**What is being asked:**
Return the lines where the word "Predicted" occurs.

— START Entries —

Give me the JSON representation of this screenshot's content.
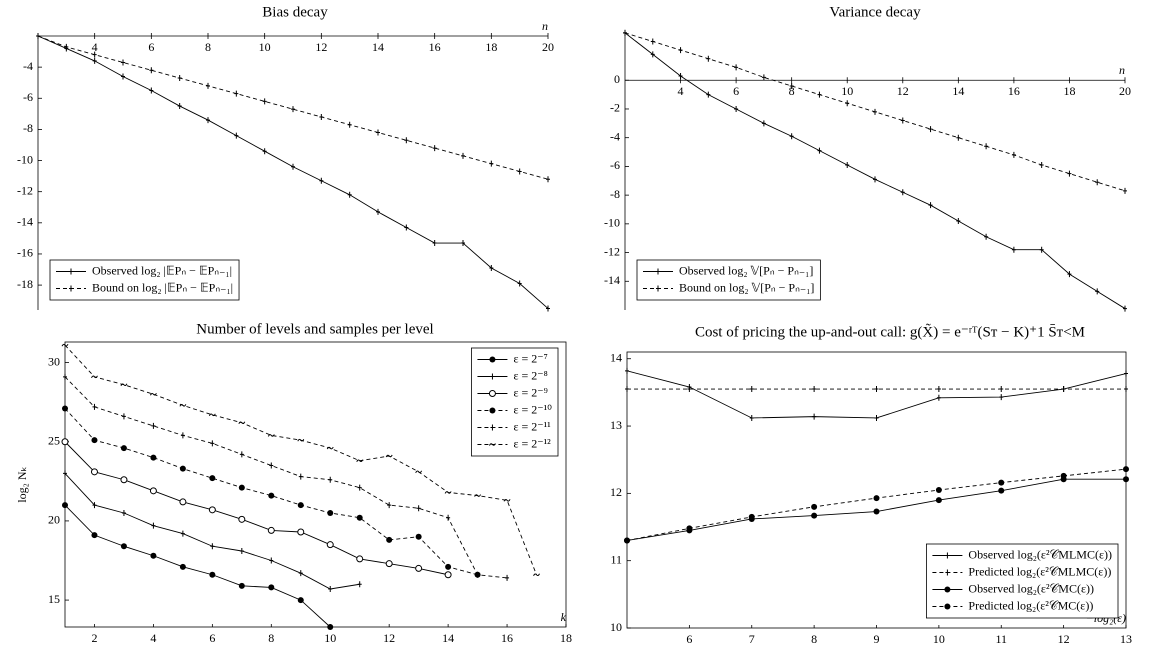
{
  "chart_data": [
    {
      "type": "line",
      "title": "Bias decay",
      "xlabel": "n",
      "x": [
        2,
        3,
        4,
        5,
        6,
        7,
        8,
        9,
        10,
        11,
        12,
        13,
        14,
        15,
        16,
        17,
        18,
        19,
        20
      ],
      "xlim": [
        2,
        20
      ],
      "xticks": [
        4,
        6,
        8,
        10,
        12,
        14,
        16,
        18,
        20
      ],
      "ylim": [
        -19.6,
        -2
      ],
      "yticks": [
        -4,
        -6,
        -8,
        -10,
        -12,
        -14,
        -16,
        -18
      ],
      "box": false,
      "legend": "lower left",
      "series": [
        {
          "name": "Observed log₂ |𝔼Pₙ − 𝔼Pₙ₋₁|",
          "color": "#000",
          "marker": "plus",
          "dash": false,
          "values": [
            -2,
            -2.8,
            -3.6,
            -4.6,
            -5.5,
            -6.5,
            -7.4,
            -8.4,
            -9.4,
            -10.4,
            -11.3,
            -12.2,
            -13.3,
            -14.3,
            -15.3,
            -15.3,
            -16.9,
            -17.9,
            -19.5
          ]
        },
        {
          "name": "Bound on log₂ |𝔼Pₙ − 𝔼Pₙ₋₁|",
          "color": "#000",
          "marker": "plus",
          "dash": true,
          "values": [
            -2,
            -2.7,
            -3.2,
            -3.7,
            -4.2,
            -4.7,
            -5.2,
            -5.7,
            -6.2,
            -6.7,
            -7.2,
            -7.7,
            -8.2,
            -8.7,
            -9.2,
            -9.7,
            -10.2,
            -10.7,
            -11.2
          ]
        }
      ]
    },
    {
      "type": "line",
      "title": "Variance decay",
      "xlabel": "n",
      "x": [
        2,
        3,
        4,
        5,
        6,
        7,
        8,
        9,
        10,
        11,
        12,
        13,
        14,
        15,
        16,
        17,
        18,
        19,
        20
      ],
      "xlim": [
        2,
        20
      ],
      "xticks": [
        4,
        6,
        8,
        10,
        12,
        14,
        16,
        18,
        20
      ],
      "ylim": [
        -16,
        3.5
      ],
      "yticks": [
        0,
        -2,
        -4,
        -6,
        -8,
        -10,
        -12,
        -14
      ],
      "box": false,
      "legend": "lower left",
      "series": [
        {
          "name": "Observed log₂ 𝕍[Pₙ − Pₙ₋₁]",
          "color": "#000",
          "marker": "plus",
          "dash": false,
          "values": [
            3.3,
            1.8,
            0.3,
            -1.0,
            -2.0,
            -3.0,
            -3.9,
            -4.9,
            -5.9,
            -6.9,
            -7.8,
            -8.7,
            -9.8,
            -10.9,
            -11.8,
            -11.8,
            -13.5,
            -14.7,
            -15.9
          ]
        },
        {
          "name": "Bound on log₂ 𝕍[Pₙ − Pₙ₋₁]",
          "color": "#000",
          "marker": "plus",
          "dash": true,
          "values": [
            3.3,
            2.7,
            2.1,
            1.5,
            0.9,
            0.2,
            -0.4,
            -1.0,
            -1.6,
            -2.2,
            -2.8,
            -3.4,
            -4.0,
            -4.6,
            -5.2,
            -5.9,
            -6.5,
            -7.1,
            -7.7
          ]
        }
      ]
    },
    {
      "type": "line",
      "title": "Number of levels and samples per level",
      "xlabel": "k",
      "ylabel": "log₂ Nₖ",
      "xlim": [
        1,
        18
      ],
      "xticks": [
        2,
        4,
        6,
        8,
        10,
        12,
        14,
        16,
        18
      ],
      "ylim": [
        13.3,
        31.3
      ],
      "yticks": [
        15,
        20,
        25,
        30
      ],
      "box": true,
      "legend": "upper right",
      "series": [
        {
          "name": "ε = 2⁻⁷",
          "color": "#000",
          "marker": "dot",
          "dash": false,
          "x": [
            1,
            2,
            3,
            4,
            5,
            6,
            7,
            8,
            9,
            10
          ],
          "values": [
            21,
            19.1,
            18.4,
            17.8,
            17.1,
            16.6,
            15.9,
            15.8,
            15.0,
            13.3
          ]
        },
        {
          "name": "ε = 2⁻⁸",
          "color": "#000",
          "marker": "plus",
          "dash": false,
          "x": [
            1,
            2,
            3,
            4,
            5,
            6,
            7,
            8,
            9,
            10,
            11
          ],
          "values": [
            23,
            21,
            20.5,
            19.7,
            19.2,
            18.4,
            18.1,
            17.5,
            16.7,
            15.7,
            16.0
          ]
        },
        {
          "name": "ε = 2⁻⁹",
          "color": "#000",
          "marker": "circle",
          "dash": false,
          "x": [
            1,
            2,
            3,
            4,
            5,
            6,
            7,
            8,
            9,
            10,
            11,
            12,
            13,
            14
          ],
          "values": [
            25,
            23.1,
            22.6,
            21.9,
            21.2,
            20.7,
            20.1,
            19.4,
            19.3,
            18.5,
            17.6,
            17.3,
            17.0,
            16.6
          ]
        },
        {
          "name": "ε = 2⁻¹⁰",
          "color": "#000",
          "marker": "dot",
          "dash": true,
          "x": [
            1,
            2,
            3,
            4,
            5,
            6,
            7,
            8,
            9,
            10,
            11,
            12,
            13,
            14,
            15
          ],
          "values": [
            27.1,
            25.1,
            24.6,
            24.0,
            23.3,
            22.7,
            22.1,
            21.6,
            21.0,
            20.5,
            20.2,
            18.8,
            19.0,
            17.1,
            16.6
          ]
        },
        {
          "name": "ε = 2⁻¹¹",
          "color": "#000",
          "marker": "plus",
          "dash": true,
          "x": [
            1,
            2,
            3,
            4,
            5,
            6,
            7,
            8,
            9,
            10,
            11,
            12,
            13,
            14,
            15,
            16
          ],
          "values": [
            29.1,
            27.2,
            26.6,
            26.0,
            25.4,
            24.9,
            24.2,
            23.5,
            22.8,
            22.6,
            22.1,
            21.0,
            20.8,
            20.2,
            16.6,
            16.4
          ]
        },
        {
          "name": "ε = 2⁻¹²",
          "color": "#000",
          "marker": "tilde",
          "dash": true,
          "x": [
            1,
            2,
            3,
            4,
            5,
            6,
            7,
            8,
            9,
            10,
            11,
            12,
            13,
            14,
            15,
            16,
            17
          ],
          "values": [
            31.1,
            29.1,
            28.6,
            28.0,
            27.3,
            26.7,
            26.2,
            25.4,
            25.1,
            24.6,
            23.8,
            24.1,
            23.1,
            21.8,
            21.6,
            21.3,
            16.6
          ]
        }
      ]
    },
    {
      "type": "line",
      "title": "Cost of pricing the up-and-out call: g(X̃) = e⁻ʳᵀ(Sᴛ − K)⁺1 S̄ᴛ<M",
      "xlabel": "−log₂(ε)",
      "x": [
        5,
        6,
        7,
        8,
        9,
        10,
        11,
        12,
        13
      ],
      "xlim": [
        5,
        13
      ],
      "xticks": [
        6,
        7,
        8,
        9,
        10,
        11,
        12,
        13
      ],
      "ylim": [
        10,
        14.1
      ],
      "yticks": [
        10,
        11,
        12,
        13,
        14
      ],
      "box": true,
      "legend": "lower right",
      "series": [
        {
          "name": "Observed log₂(ε²𝒞MLMC(ε))",
          "color": "#000",
          "marker": "plus",
          "dash": false,
          "values": [
            13.82,
            13.58,
            13.12,
            13.14,
            13.12,
            13.42,
            13.43,
            13.55,
            13.78
          ]
        },
        {
          "name": "Predicted log₂(ε²𝒞MLMC(ε))",
          "color": "#000",
          "marker": "plus",
          "dash": true,
          "values": [
            13.55,
            13.55,
            13.55,
            13.55,
            13.55,
            13.55,
            13.55,
            13.55,
            13.55
          ]
        },
        {
          "name": "Observed log₂(ε²𝒞MC(ε))",
          "color": "#000",
          "marker": "dot",
          "dash": false,
          "values": [
            11.3,
            11.45,
            11.62,
            11.67,
            11.73,
            11.9,
            12.04,
            12.21,
            12.21
          ]
        },
        {
          "name": "Predicted log₂(ε²𝒞MC(ε))",
          "color": "#000",
          "marker": "dot",
          "dash": true,
          "values": [
            11.3,
            11.48,
            11.65,
            11.8,
            11.93,
            12.05,
            12.16,
            12.26,
            12.36
          ]
        }
      ]
    }
  ]
}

— END Entries —

**Exercise result:**
          "name": "Predicted log₂(ε²𝒞MLMC(ε))",
          "name": "Predicted log₂(ε²𝒞MC(ε))",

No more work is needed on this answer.